(Stored records)
((

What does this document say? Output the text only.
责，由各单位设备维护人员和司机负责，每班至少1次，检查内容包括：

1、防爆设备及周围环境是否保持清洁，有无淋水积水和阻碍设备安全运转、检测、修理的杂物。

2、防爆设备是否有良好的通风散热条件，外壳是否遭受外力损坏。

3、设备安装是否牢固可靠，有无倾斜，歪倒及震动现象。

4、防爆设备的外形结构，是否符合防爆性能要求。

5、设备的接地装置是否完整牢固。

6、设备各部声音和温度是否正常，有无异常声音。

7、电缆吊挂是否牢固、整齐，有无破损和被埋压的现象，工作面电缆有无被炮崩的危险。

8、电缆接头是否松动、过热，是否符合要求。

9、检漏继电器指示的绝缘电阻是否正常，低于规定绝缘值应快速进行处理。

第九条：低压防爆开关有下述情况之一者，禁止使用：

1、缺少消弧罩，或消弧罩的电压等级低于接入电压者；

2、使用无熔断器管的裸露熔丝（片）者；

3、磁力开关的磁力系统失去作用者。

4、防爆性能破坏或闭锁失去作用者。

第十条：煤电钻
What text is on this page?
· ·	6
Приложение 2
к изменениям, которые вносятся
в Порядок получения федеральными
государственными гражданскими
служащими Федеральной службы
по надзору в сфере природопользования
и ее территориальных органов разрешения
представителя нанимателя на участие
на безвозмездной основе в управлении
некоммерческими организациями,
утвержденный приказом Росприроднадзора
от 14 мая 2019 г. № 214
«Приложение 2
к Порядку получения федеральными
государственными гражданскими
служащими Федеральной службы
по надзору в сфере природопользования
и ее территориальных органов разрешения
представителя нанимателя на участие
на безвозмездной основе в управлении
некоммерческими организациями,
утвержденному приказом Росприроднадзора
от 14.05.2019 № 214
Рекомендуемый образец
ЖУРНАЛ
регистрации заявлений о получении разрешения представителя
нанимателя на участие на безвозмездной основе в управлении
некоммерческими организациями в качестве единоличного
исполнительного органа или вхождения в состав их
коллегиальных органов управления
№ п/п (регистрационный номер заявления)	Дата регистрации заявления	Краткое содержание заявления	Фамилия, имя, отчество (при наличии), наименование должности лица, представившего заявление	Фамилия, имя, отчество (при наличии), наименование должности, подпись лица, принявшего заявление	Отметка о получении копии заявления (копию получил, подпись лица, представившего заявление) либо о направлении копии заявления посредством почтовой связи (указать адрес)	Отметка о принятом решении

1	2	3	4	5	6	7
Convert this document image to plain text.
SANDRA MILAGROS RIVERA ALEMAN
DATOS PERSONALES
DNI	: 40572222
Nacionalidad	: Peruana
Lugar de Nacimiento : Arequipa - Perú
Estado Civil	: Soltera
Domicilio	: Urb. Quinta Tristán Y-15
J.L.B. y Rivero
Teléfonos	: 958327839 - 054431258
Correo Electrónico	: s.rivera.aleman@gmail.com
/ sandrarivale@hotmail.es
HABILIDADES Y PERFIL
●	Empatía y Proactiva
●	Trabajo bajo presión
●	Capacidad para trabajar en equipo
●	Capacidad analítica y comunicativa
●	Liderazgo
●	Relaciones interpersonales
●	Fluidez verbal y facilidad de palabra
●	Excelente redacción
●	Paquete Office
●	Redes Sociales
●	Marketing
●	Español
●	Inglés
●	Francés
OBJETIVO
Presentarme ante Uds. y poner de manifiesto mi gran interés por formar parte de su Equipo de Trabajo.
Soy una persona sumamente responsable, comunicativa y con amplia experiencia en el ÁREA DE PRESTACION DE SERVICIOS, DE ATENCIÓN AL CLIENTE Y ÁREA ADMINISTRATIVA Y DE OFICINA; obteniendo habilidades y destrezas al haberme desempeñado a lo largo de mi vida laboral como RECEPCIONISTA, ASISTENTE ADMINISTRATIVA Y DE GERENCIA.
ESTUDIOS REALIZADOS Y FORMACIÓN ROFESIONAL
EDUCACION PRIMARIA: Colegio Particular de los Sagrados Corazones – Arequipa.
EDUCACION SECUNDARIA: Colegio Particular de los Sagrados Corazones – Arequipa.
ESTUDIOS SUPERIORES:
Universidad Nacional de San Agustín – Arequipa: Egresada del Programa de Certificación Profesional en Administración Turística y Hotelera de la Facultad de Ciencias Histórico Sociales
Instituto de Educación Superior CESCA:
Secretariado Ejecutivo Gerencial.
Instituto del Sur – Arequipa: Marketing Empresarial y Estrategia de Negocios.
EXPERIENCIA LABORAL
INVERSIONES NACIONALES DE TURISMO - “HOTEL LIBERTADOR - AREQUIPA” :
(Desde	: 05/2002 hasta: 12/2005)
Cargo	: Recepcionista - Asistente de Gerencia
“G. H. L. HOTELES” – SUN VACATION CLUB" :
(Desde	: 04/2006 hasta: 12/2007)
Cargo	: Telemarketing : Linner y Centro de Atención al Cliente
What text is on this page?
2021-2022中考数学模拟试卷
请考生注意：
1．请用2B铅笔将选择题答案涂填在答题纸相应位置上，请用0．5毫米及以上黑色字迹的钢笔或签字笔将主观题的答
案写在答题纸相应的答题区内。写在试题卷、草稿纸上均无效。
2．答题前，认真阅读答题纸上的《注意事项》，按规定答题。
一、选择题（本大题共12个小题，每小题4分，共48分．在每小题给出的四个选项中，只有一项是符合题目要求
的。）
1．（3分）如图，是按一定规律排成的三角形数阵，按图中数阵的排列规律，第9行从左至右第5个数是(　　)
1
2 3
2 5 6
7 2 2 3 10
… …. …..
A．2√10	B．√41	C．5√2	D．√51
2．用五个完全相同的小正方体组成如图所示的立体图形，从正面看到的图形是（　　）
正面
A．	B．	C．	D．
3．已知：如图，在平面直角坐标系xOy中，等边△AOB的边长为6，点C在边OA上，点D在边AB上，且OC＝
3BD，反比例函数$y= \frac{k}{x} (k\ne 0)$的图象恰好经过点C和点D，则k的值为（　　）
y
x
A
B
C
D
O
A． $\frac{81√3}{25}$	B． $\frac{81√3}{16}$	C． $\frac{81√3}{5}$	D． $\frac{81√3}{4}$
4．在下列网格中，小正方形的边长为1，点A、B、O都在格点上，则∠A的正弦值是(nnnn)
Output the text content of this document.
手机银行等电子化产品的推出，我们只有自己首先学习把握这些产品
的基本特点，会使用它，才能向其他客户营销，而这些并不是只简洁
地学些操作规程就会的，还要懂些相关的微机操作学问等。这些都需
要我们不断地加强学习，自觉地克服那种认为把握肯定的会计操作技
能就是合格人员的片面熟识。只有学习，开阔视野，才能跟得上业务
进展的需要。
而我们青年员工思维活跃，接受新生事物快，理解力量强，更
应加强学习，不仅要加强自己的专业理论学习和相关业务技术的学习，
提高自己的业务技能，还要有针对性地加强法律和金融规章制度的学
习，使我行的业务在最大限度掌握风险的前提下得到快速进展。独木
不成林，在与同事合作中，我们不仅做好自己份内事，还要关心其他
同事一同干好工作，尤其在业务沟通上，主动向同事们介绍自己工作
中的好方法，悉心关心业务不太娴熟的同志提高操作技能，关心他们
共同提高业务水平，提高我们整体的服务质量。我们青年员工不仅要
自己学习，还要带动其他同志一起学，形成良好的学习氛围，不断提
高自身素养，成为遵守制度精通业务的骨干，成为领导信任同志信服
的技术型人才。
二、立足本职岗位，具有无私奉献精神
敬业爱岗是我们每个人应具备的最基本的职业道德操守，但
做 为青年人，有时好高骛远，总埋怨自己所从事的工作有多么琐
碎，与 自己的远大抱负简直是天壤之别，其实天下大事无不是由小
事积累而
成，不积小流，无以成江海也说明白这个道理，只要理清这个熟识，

))

What is expected> Track down every line of the material containing the string "получения", and copy it.

Task response>
в Порядок получения федеральными
к Порядку получения федеральными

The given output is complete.